Records from a collection of figures

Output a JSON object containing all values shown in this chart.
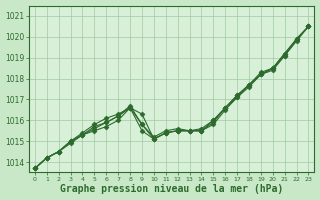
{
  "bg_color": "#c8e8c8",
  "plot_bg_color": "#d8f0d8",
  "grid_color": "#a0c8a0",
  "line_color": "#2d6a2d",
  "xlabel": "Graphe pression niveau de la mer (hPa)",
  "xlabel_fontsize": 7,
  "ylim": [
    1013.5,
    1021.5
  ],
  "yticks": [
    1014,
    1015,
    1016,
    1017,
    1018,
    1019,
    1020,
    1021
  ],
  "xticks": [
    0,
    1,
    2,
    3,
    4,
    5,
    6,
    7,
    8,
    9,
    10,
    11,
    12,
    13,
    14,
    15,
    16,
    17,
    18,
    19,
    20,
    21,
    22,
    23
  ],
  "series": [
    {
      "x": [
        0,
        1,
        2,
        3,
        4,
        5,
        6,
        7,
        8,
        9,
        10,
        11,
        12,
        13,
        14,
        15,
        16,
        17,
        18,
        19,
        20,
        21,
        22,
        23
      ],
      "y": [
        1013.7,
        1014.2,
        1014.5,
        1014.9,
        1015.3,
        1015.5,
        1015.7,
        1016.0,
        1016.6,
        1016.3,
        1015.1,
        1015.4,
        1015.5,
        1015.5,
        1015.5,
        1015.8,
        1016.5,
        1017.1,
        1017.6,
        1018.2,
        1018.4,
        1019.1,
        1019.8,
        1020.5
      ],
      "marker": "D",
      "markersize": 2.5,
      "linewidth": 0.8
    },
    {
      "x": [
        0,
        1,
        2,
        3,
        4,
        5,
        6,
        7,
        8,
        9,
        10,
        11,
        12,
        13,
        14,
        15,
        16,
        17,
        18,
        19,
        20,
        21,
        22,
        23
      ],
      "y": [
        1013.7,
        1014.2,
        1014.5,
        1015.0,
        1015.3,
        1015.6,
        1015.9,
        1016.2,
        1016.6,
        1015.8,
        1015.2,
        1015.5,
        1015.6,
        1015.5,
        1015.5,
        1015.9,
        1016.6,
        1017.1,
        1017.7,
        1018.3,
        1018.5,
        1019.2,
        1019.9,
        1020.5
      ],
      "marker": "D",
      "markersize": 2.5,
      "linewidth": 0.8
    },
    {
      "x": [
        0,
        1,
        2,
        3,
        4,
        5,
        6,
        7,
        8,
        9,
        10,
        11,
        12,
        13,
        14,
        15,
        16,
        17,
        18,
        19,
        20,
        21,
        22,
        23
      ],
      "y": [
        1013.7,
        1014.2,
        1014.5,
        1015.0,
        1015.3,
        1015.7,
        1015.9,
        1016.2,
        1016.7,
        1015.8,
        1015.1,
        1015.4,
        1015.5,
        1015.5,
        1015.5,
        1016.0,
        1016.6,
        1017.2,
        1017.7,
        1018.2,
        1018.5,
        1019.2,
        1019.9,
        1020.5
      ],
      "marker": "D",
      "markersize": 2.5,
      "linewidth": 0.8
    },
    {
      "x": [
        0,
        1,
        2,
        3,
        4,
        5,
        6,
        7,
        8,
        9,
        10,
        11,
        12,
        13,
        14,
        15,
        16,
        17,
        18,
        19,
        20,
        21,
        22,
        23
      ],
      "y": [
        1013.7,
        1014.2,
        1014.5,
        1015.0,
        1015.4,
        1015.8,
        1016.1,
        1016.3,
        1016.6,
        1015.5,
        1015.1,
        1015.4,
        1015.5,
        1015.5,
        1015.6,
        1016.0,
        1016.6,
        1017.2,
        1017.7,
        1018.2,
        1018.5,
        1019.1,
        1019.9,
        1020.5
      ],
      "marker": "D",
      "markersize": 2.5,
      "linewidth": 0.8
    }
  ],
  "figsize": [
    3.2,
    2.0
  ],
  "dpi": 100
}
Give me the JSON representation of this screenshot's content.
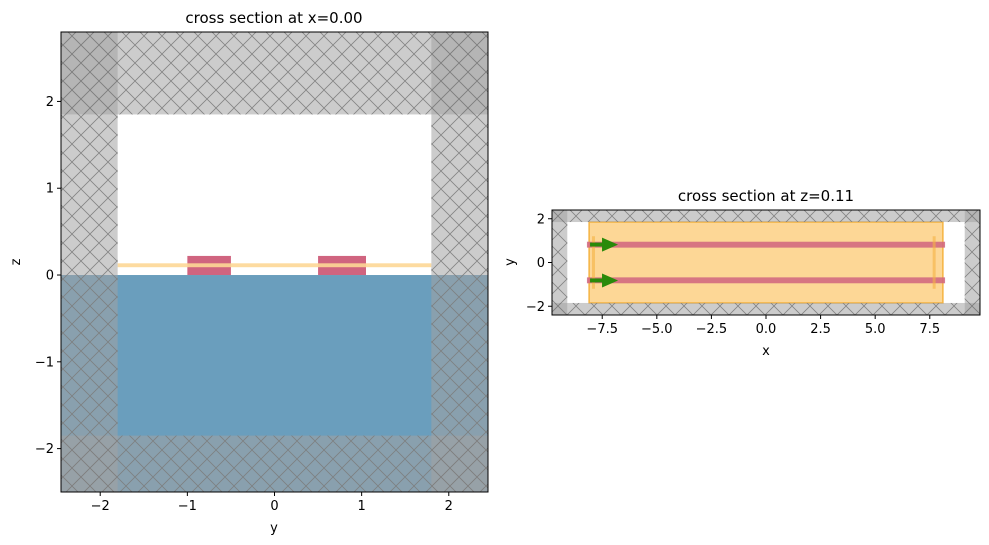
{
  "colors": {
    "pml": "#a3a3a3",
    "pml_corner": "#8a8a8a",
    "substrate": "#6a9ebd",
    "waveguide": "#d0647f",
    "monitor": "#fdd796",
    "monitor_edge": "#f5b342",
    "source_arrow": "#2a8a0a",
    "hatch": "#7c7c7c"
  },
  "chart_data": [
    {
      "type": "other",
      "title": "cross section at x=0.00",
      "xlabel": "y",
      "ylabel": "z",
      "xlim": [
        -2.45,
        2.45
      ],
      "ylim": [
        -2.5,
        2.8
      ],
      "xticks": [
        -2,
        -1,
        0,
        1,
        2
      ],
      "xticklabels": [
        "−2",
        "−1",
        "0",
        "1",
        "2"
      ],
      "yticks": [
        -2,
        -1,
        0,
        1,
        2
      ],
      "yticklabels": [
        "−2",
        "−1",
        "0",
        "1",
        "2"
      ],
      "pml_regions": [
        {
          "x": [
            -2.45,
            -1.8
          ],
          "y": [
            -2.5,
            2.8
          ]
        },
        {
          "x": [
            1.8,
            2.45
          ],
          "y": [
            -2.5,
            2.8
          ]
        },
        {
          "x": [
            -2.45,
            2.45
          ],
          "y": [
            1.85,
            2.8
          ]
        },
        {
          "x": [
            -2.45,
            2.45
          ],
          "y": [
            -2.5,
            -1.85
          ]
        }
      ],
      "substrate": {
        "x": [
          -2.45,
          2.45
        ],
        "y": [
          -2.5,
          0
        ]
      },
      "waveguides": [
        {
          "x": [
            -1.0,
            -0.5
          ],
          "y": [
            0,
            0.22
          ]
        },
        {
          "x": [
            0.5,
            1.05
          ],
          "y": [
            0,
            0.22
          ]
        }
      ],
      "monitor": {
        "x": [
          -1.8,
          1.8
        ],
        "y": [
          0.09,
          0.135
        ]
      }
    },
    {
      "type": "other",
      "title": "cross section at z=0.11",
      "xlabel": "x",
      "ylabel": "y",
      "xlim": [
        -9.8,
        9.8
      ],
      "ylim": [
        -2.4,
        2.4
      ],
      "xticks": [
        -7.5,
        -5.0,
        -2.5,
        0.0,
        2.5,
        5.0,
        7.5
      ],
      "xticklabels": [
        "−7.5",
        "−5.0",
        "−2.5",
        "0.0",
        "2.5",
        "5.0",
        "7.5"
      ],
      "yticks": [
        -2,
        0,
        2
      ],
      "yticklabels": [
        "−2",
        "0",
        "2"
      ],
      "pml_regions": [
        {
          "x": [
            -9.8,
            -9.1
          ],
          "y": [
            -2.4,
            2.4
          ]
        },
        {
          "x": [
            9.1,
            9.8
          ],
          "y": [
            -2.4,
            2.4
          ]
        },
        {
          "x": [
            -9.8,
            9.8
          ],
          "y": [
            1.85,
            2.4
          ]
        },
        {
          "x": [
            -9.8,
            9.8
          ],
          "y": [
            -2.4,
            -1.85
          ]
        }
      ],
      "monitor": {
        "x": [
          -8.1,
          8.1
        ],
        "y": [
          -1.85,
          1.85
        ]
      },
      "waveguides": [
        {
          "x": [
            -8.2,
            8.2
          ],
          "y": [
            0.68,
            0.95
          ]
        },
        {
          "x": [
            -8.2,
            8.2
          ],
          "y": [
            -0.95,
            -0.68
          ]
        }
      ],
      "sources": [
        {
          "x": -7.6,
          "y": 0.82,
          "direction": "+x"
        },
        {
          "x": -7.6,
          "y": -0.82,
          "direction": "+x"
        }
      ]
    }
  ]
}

> [Exercise details] Filter the entries and copy out every line with the word "this".

> [Solution to the problem]
Output a JSON object containing all values shown in this chart.
Give me the JSON representation of this screenshot's content.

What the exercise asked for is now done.